DATA PROVIDED -
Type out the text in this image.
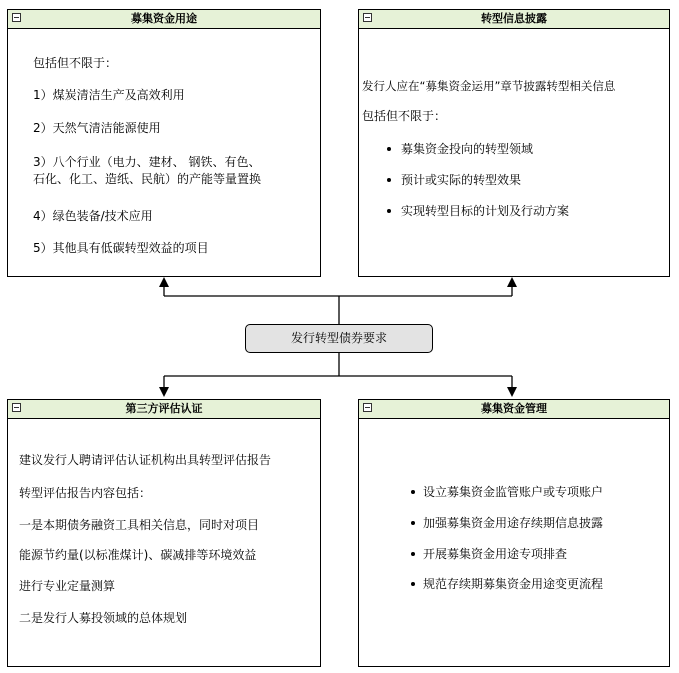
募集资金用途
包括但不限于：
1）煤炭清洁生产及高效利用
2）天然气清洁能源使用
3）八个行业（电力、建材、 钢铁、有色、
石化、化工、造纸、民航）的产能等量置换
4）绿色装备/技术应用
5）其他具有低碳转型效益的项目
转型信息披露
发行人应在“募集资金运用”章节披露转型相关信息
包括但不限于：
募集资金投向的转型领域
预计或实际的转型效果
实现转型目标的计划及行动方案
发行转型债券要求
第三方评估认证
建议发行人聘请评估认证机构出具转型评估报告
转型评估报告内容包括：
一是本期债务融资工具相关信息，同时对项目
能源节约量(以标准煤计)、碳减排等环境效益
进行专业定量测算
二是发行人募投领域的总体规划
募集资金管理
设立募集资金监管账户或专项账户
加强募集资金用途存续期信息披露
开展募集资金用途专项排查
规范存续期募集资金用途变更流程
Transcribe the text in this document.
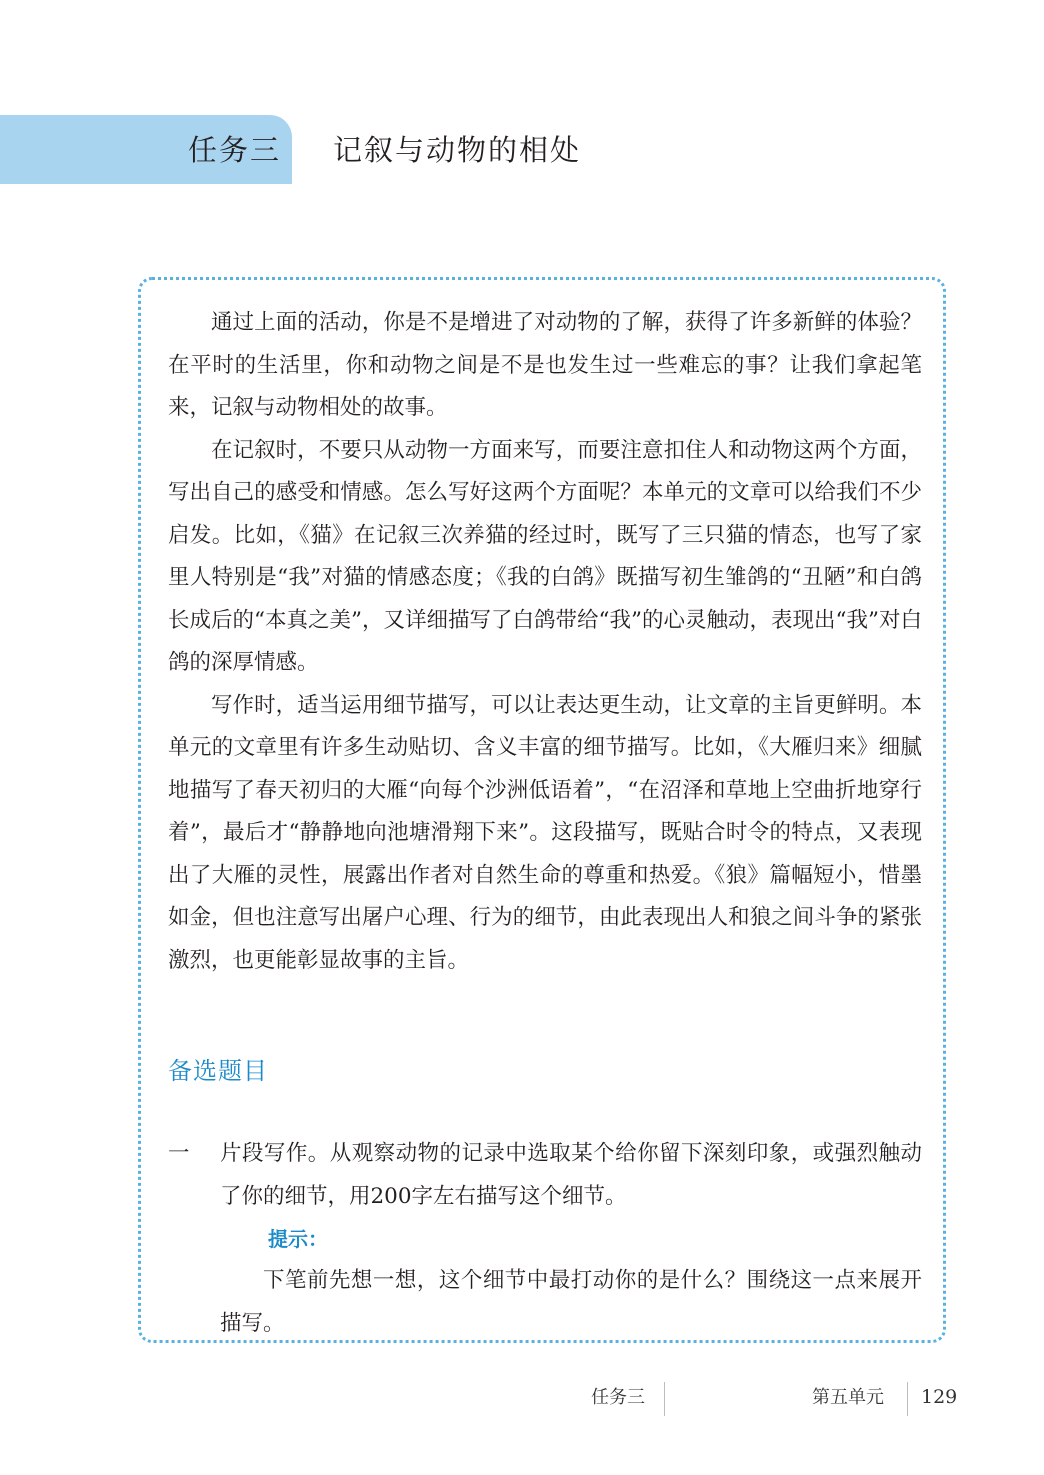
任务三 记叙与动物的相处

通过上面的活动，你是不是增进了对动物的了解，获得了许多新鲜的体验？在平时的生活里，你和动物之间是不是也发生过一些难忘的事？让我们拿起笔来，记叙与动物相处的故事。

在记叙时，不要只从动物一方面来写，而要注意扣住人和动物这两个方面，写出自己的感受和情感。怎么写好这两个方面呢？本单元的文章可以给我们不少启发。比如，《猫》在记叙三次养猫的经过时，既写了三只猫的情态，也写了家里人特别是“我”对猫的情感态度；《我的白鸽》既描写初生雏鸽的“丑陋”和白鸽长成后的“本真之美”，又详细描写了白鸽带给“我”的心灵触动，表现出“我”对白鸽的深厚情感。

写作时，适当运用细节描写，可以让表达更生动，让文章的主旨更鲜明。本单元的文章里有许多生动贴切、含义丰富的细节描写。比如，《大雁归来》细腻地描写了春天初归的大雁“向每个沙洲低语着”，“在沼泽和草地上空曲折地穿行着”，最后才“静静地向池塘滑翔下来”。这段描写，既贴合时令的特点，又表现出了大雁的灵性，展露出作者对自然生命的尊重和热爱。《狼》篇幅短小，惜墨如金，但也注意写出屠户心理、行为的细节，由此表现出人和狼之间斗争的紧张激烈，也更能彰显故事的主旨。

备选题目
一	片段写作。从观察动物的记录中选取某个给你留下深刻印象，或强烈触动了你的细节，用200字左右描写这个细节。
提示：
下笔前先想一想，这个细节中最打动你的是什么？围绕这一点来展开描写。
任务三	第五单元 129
* * *
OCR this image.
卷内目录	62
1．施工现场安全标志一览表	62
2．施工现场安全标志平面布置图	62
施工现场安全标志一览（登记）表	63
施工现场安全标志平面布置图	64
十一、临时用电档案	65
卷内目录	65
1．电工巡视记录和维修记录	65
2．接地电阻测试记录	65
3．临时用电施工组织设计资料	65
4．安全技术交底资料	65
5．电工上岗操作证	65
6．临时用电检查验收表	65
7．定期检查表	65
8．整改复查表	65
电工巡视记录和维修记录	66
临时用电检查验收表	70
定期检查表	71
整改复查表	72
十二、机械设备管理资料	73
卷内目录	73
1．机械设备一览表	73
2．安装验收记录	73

WRITTEN TASK - What is the number of lines in the records that contain the word "image"? Answer with the number and nothing else.

RESULT OF THIS TASK - 2